▶ Directive
Copy out the records precisely, omitting pictures.

▶ Raw data

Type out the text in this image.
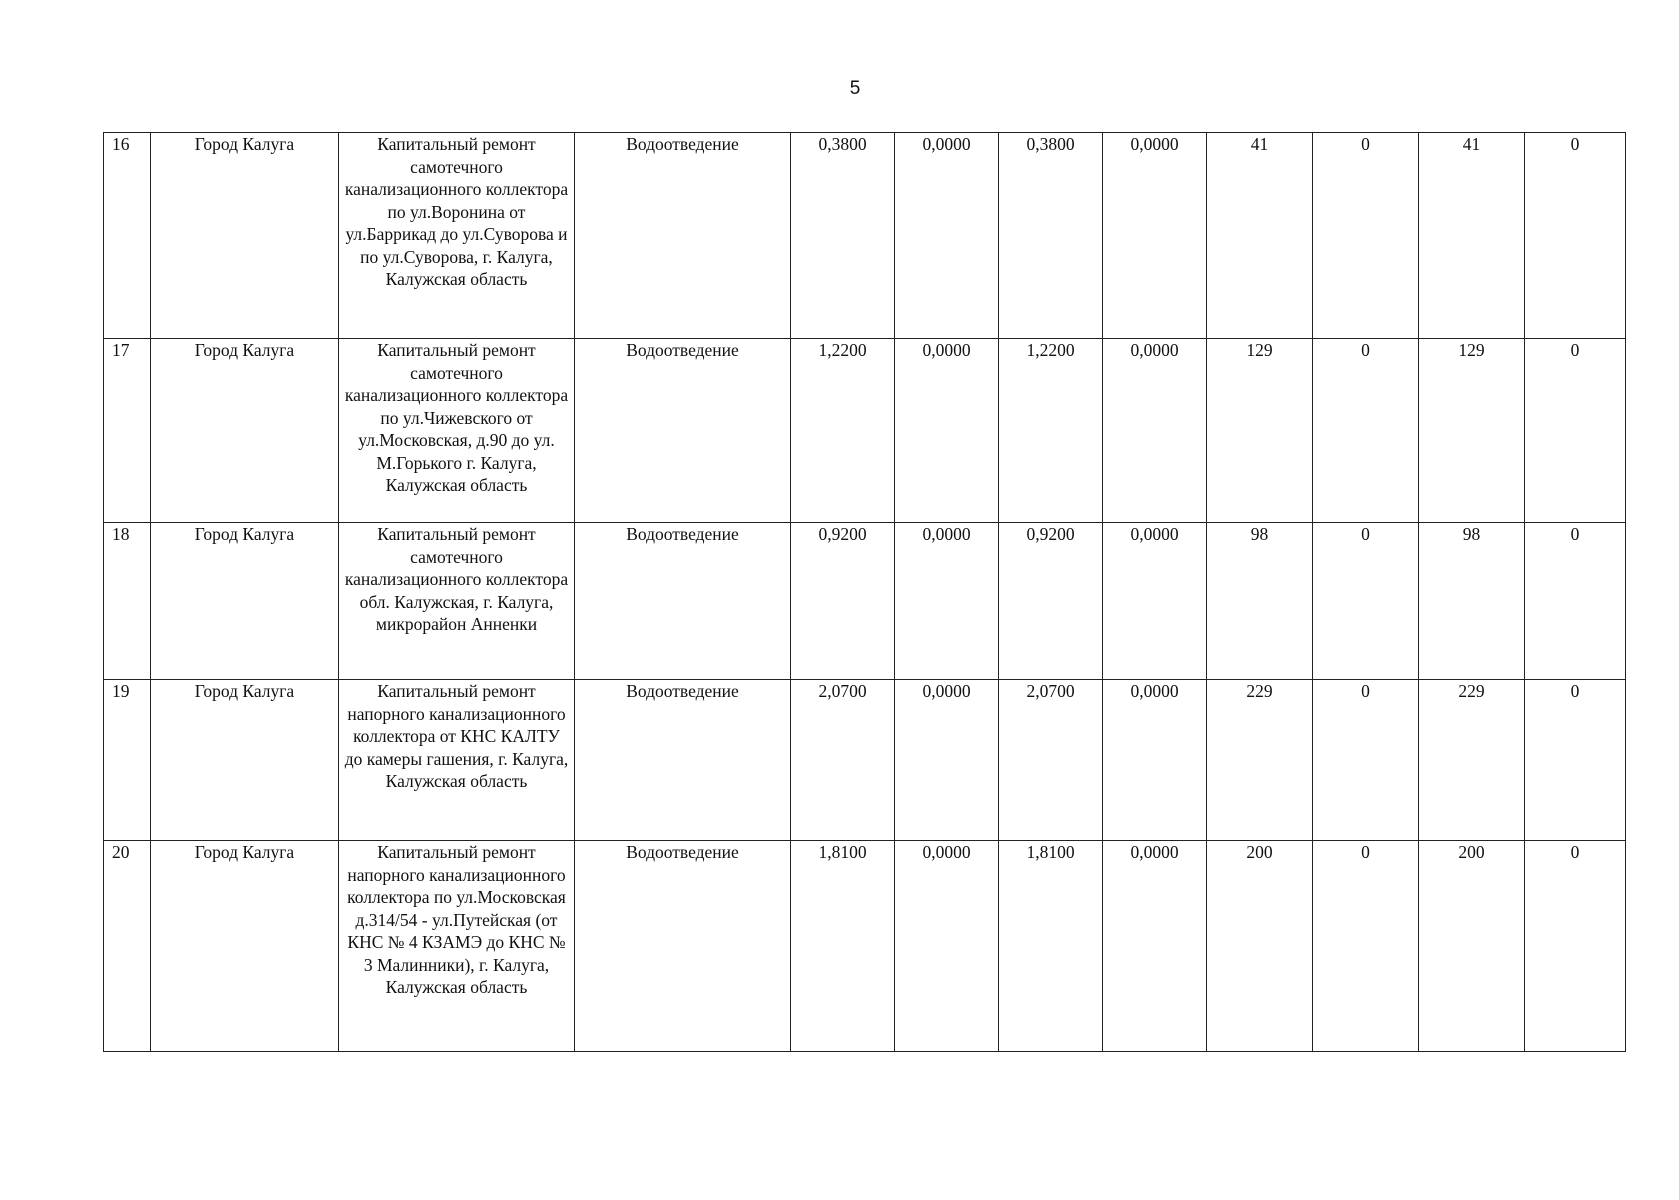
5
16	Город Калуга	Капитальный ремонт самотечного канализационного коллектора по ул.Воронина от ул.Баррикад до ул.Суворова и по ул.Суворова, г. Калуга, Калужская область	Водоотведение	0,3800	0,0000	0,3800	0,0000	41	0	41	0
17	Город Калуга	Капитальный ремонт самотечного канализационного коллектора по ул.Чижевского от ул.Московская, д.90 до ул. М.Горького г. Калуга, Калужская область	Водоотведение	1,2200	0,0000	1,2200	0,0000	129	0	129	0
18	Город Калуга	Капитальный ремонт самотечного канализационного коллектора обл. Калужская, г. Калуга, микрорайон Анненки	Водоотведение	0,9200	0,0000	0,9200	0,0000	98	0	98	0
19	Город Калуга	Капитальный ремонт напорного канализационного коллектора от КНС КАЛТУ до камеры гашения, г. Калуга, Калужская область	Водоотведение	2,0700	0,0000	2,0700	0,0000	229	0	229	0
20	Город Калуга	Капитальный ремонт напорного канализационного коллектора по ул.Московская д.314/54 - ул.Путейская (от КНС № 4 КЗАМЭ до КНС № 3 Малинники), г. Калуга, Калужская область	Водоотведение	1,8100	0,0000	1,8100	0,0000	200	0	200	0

▶ Correct answer
Type out the text in this image.
5
16	Город Калуга	Капитальный ремонт самотечного канализационного коллектора по ул.Воронина от ул.Баррикад до ул.Суворова и по ул.Суворова, г. Калуга, Калужская область	Водоотведение	0,3800	0,0000	0,3800	0,0000	41	0	41	0
17	Город Калуга	Капитальный ремонт самотечного канализационного коллектора по ул.Чижевского от ул.Московская, д.90 до ул. М.Горького г. Калуга, Калужская область	Водоотведение	1,2200	0,0000	1,2200	0,0000	129	0	129	0
18	Город Калуга	Капитальный ремонт самотечного канализационного коллектора обл. Калужская, г. Калуга, микрорайон Анненки	Водоотведение	0,9200	0,0000	0,9200	0,0000	98	0	98	0
19	Город Калуга	Капитальный ремонт напорного канализационного коллектора от КНС КАЛТУ до камеры гашения, г. Калуга, Калужская область	Водоотведение	2,0700	0,0000	2,0700	0,0000	229	0	229	0
20	Город Калуга	Капитальный ремонт напорного канализационного коллектора по ул.Московская д.314/54 - ул.Путейская (от КНС № 4 КЗАМЭ до КНС № 3 Малинники), г. Калуга, Калужская область	Водоотведение	1,8100	0,0000	1,8100	0,0000	200	0	200	0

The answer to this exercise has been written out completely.